== WRITTEN INSTRUCTION ==
Can you copy word for word every line of the records between the line holding "velocity-vector-origin — [135, 298, 139, 302]" and the line holding "velocity-vector — [267, 343, 270, 357]", inclusive?

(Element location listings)
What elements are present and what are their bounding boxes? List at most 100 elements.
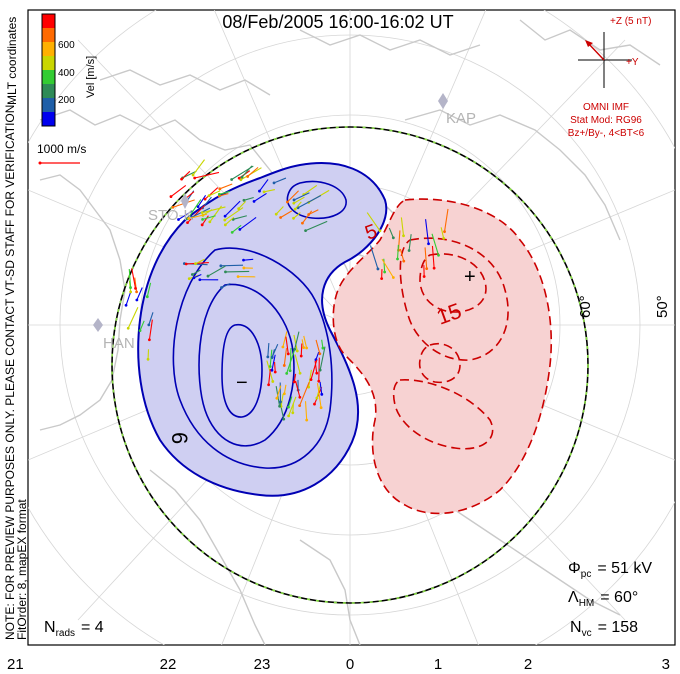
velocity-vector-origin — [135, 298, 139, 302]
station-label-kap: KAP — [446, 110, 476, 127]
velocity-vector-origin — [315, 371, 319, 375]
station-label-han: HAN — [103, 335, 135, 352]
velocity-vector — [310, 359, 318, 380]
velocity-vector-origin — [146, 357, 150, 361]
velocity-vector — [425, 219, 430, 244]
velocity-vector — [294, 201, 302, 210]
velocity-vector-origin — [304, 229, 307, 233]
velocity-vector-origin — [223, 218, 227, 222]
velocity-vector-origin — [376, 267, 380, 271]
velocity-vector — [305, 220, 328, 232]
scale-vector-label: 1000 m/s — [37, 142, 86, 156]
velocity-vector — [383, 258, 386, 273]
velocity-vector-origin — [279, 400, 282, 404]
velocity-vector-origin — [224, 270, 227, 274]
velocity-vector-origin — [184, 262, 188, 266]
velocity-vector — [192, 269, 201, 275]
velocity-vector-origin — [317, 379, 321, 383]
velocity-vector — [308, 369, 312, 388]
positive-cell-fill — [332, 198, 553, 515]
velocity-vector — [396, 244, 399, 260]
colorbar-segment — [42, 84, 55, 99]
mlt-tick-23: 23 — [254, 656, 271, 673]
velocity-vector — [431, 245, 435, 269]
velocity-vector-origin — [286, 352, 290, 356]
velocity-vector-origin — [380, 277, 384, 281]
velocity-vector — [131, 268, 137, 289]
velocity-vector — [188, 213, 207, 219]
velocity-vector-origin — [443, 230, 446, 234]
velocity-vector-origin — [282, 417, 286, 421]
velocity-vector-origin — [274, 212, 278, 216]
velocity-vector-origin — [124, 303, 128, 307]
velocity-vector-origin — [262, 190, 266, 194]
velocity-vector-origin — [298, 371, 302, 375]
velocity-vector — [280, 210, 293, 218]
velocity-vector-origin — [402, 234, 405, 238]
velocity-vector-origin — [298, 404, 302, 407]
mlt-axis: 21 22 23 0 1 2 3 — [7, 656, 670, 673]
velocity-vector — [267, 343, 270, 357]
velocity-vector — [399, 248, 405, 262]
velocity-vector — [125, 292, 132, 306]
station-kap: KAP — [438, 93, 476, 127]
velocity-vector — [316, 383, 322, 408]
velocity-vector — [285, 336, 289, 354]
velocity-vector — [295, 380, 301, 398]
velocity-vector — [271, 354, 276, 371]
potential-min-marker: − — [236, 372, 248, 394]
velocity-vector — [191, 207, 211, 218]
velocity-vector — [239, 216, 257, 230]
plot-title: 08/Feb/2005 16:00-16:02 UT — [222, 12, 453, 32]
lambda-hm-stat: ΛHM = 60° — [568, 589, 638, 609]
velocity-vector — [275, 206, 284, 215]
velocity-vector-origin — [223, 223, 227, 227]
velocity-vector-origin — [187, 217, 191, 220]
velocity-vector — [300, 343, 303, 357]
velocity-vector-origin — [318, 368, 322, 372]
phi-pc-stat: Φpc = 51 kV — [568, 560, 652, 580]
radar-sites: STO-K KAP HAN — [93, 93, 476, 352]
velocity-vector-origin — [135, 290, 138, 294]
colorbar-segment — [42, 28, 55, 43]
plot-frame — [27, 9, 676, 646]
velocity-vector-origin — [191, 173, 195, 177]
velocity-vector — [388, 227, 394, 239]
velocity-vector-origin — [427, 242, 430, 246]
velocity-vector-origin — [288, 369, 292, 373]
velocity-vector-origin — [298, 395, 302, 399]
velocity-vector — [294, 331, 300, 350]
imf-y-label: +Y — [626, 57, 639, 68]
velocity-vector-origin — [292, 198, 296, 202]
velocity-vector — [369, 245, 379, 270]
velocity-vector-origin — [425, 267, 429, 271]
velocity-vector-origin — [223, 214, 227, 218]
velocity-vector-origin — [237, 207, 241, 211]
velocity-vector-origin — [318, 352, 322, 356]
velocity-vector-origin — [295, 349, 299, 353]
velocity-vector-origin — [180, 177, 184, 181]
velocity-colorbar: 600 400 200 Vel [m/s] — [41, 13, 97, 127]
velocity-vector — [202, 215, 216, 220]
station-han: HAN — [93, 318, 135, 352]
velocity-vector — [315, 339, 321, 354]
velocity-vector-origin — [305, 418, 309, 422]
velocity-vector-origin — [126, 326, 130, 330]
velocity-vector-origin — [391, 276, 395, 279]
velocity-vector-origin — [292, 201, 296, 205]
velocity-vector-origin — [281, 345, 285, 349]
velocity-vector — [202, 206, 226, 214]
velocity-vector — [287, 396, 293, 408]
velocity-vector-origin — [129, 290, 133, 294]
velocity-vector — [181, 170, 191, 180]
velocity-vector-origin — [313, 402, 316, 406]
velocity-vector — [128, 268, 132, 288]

== WRITTEN ANSWER ==
velocity-vector-origin — [135, 298, 139, 302]
station-label-kap: KAP — [446, 110, 476, 127]
velocity-vector-origin — [315, 371, 319, 375]
station-label-han: HAN — [103, 335, 135, 352]
velocity-vector — [310, 359, 318, 380]
velocity-vector-origin — [146, 357, 150, 361]
velocity-vector — [425, 219, 430, 244]
velocity-vector — [294, 201, 302, 210]
velocity-vector-origin — [304, 229, 307, 233]
velocity-vector-origin — [223, 218, 227, 222]
velocity-vector-origin — [376, 267, 380, 271]
velocity-vector — [305, 220, 328, 232]
scale-vector-label: 1000 m/s — [37, 142, 86, 156]
velocity-vector — [383, 258, 386, 273]
velocity-vector-origin — [279, 400, 282, 404]
velocity-vector-origin — [224, 270, 227, 274]
velocity-vector-origin — [184, 262, 188, 266]
velocity-vector — [192, 269, 201, 275]
velocity-vector-origin — [317, 379, 321, 383]
velocity-vector — [308, 369, 312, 388]
positive-cell-fill — [332, 198, 553, 515]
velocity-vector — [396, 244, 399, 260]
colorbar-segment — [42, 84, 55, 99]
mlt-tick-23: 23 — [254, 656, 271, 673]
velocity-vector — [431, 245, 435, 269]
velocity-vector-origin — [286, 352, 290, 356]
velocity-vector-origin — [380, 277, 384, 281]
velocity-vector — [131, 268, 137, 289]
velocity-vector — [188, 213, 207, 219]
velocity-vector-origin — [443, 230, 446, 234]
velocity-vector-origin — [282, 417, 286, 421]
velocity-vector-origin — [274, 212, 278, 216]
velocity-vector-origin — [124, 303, 128, 307]
velocity-vector-origin — [262, 190, 266, 194]
velocity-vector-origin — [298, 371, 302, 375]
velocity-vector — [280, 210, 293, 218]
velocity-vector-origin — [402, 234, 405, 238]
velocity-vector-origin — [298, 404, 302, 407]
mlt-axis: 21 22 23 0 1 2 3 — [7, 656, 670, 673]
velocity-vector — [267, 343, 270, 357]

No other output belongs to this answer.